— Requirements —
Reproduce all of the listing below without alteration.

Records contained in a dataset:
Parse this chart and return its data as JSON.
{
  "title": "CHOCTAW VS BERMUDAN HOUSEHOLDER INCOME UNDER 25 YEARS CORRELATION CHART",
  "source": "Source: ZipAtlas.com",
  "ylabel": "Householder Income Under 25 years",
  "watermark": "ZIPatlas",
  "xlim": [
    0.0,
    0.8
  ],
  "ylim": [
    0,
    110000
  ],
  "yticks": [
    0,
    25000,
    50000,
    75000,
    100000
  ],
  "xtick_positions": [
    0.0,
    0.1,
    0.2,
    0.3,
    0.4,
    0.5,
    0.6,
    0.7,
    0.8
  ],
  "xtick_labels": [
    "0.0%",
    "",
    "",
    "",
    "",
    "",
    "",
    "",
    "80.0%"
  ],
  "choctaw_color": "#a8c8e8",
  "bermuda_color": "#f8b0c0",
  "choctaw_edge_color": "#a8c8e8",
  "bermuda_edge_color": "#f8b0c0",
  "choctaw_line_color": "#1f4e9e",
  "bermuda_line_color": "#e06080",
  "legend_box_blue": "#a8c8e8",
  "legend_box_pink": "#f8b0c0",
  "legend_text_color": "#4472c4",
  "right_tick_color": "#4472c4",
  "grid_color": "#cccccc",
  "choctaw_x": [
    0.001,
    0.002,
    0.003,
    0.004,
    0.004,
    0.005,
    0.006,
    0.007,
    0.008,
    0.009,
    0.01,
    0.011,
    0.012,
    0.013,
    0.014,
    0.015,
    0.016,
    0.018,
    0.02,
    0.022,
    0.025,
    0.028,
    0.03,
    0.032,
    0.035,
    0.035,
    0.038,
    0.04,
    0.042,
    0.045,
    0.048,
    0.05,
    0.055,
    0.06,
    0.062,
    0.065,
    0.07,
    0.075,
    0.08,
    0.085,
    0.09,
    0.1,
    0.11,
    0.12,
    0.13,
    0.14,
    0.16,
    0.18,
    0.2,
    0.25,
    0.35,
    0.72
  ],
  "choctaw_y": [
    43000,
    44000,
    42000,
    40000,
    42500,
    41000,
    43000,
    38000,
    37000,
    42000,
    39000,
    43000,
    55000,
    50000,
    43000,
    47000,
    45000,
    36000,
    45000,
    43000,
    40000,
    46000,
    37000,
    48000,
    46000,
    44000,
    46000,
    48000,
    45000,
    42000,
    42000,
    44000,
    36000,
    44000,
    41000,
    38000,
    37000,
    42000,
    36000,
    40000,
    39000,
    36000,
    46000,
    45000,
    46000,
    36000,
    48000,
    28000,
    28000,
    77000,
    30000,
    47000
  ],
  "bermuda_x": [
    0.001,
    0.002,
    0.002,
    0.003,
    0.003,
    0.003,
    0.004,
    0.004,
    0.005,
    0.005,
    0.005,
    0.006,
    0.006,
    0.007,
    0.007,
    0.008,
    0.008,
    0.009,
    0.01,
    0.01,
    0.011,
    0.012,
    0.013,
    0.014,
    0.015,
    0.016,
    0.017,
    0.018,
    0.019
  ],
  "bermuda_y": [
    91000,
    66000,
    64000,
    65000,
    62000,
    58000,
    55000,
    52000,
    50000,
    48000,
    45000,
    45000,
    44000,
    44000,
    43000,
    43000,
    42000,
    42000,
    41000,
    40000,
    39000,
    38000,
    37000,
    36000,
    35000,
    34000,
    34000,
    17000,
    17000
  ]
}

— Result of the exercise —
Parse this chart and return its data as JSON.
{
  "title": "CHOCTAW VS BERMUDAN HOUSEHOLDER INCOME UNDER 25 YEARS CORRELATION CHART",
  "source": "Source: ZipAtlas.com",
  "ylabel": "Householder Income Under 25 years",
  "watermark": "ZIPatlas",
  "xlim": [
    0.0,
    0.8
  ],
  "ylim": [
    0,
    110000
  ],
  "yticks": [
    0,
    25000,
    50000,
    75000,
    100000
  ],
  "xtick_positions": [
    0.0,
    0.1,
    0.2,
    0.3,
    0.4,
    0.5,
    0.6,
    0.7,
    0.8
  ],
  "xtick_labels": [
    "0.0%",
    "",
    "",
    "",
    "",
    "",
    "",
    "",
    "80.0%"
  ],
  "choctaw_color": "#a8c8e8",
  "bermuda_color": "#f8b0c0",
  "choctaw_edge_color": "#a8c8e8",
  "bermuda_edge_color": "#f8b0c0",
  "choctaw_line_color": "#1f4e9e",
  "bermuda_line_color": "#e06080",
  "legend_box_blue": "#a8c8e8",
  "legend_box_pink": "#f8b0c0",
  "legend_text_color": "#4472c4",
  "right_tick_color": "#4472c4",
  "grid_color": "#cccccc",
  "choctaw_x": [
    0.001,
    0.002,
    0.003,
    0.004,
    0.004,
    0.005,
    0.006,
    0.007,
    0.008,
    0.009,
    0.01,
    0.011,
    0.012,
    0.013,
    0.014,
    0.015,
    0.016,
    0.018,
    0.02,
    0.022,
    0.025,
    0.028,
    0.03,
    0.032,
    0.035,
    0.035,
    0.038,
    0.04,
    0.042,
    0.045,
    0.048,
    0.05,
    0.055,
    0.06,
    0.062,
    0.065,
    0.07,
    0.075,
    0.08,
    0.085,
    0.09,
    0.1,
    0.11,
    0.12,
    0.13,
    0.14,
    0.16,
    0.18,
    0.2,
    0.25,
    0.35,
    0.72
  ],
  "choctaw_y": [
    43000,
    44000,
    42000,
    40000,
    42500,
    41000,
    43000,
    38000,
    37000,
    42000,
    39000,
    43000,
    55000,
    50000,
    43000,
    47000,
    45000,
    36000,
    45000,
    43000,
    40000,
    46000,
    37000,
    48000,
    46000,
    44000,
    46000,
    48000,
    45000,
    42000,
    42000,
    44000,
    36000,
    44000,
    41000,
    38000,
    37000,
    42000,
    36000,
    40000,
    39000,
    36000,
    46000,
    45000,
    46000,
    36000,
    48000,
    28000,
    28000,
    77000,
    30000,
    47000
  ],
  "bermuda_x": [
    0.001,
    0.002,
    0.002,
    0.003,
    0.003,
    0.003,
    0.004,
    0.004,
    0.005,
    0.005,
    0.005,
    0.006,
    0.006,
    0.007,
    0.007,
    0.008,
    0.008,
    0.009,
    0.01,
    0.01,
    0.011,
    0.012,
    0.013,
    0.014,
    0.015,
    0.016,
    0.017,
    0.018,
    0.019
  ],
  "bermuda_y": [
    91000,
    66000,
    64000,
    65000,
    62000,
    58000,
    55000,
    52000,
    50000,
    48000,
    45000,
    45000,
    44000,
    44000,
    43000,
    43000,
    42000,
    42000,
    41000,
    40000,
    39000,
    38000,
    37000,
    36000,
    35000,
    34000,
    34000,
    17000,
    17000
  ]
}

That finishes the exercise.